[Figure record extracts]
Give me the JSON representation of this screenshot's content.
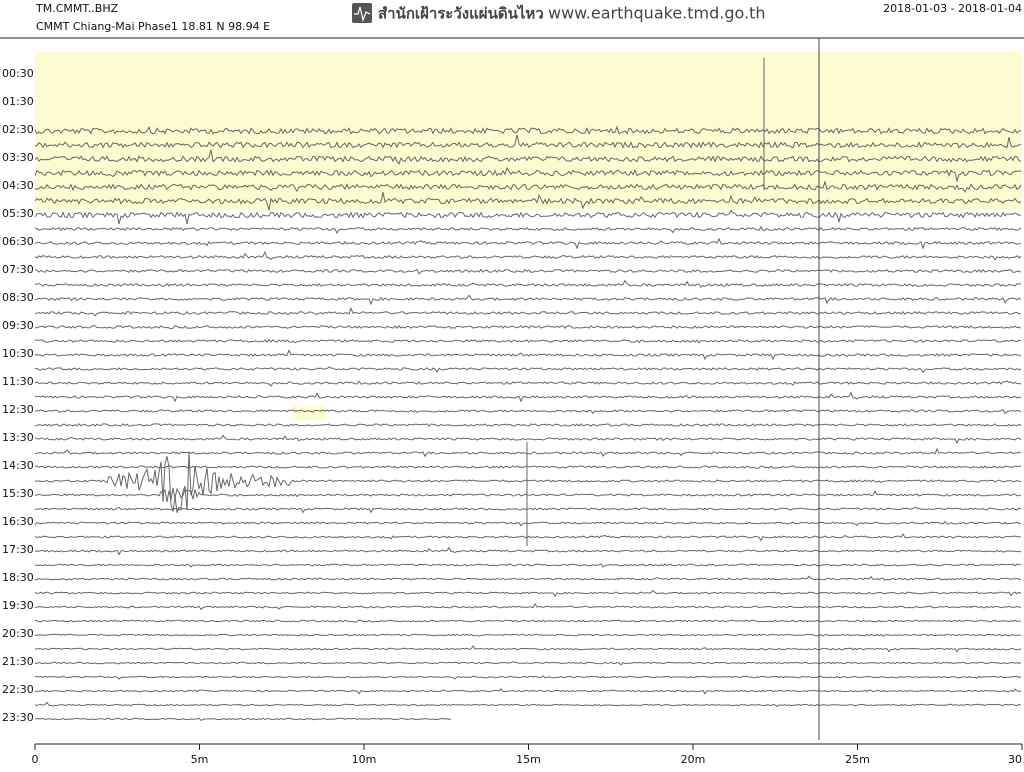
{
  "chart_data": {
    "type": "helicorder",
    "station": "TM.CMMT..BHZ",
    "location": "CMMT Chiang-Mai Phase1  18.81 N 98.94 E",
    "agency": "สำนักเฝ้าระวังแผ่นดินไหว",
    "url": "www.earthquake.tmd.go.th",
    "date_range": "2018-01-03 - 2018-01-04",
    "rows": [
      "00:30",
      "01:30",
      "02:30",
      "03:30",
      "04:30",
      "05:30",
      "06:30",
      "07:30",
      "08:30",
      "09:30",
      "10:30",
      "11:30",
      "12:30",
      "13:30",
      "14:30",
      "15:30",
      "16:30",
      "17:30",
      "18:30",
      "19:30",
      "20:30",
      "21:30",
      "22:30",
      "23:30"
    ],
    "xlim": [
      0,
      30
    ],
    "xticks": [
      0,
      {
        "value": 5,
        "label": "5m"
      },
      {
        "value": 10,
        "label": "10m"
      },
      {
        "value": 15,
        "label": "15m"
      },
      {
        "value": 20,
        "label": "20m"
      },
      {
        "value": 25,
        "label": "25m"
      },
      30
    ]
  }
}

What to produce: Show the lines where the word "label" appears in the entries.

Finished exercise:
        "label": "5m"
        "label": "10m"
        "label": "15m"
        "label": "20m"
        "label": "25m"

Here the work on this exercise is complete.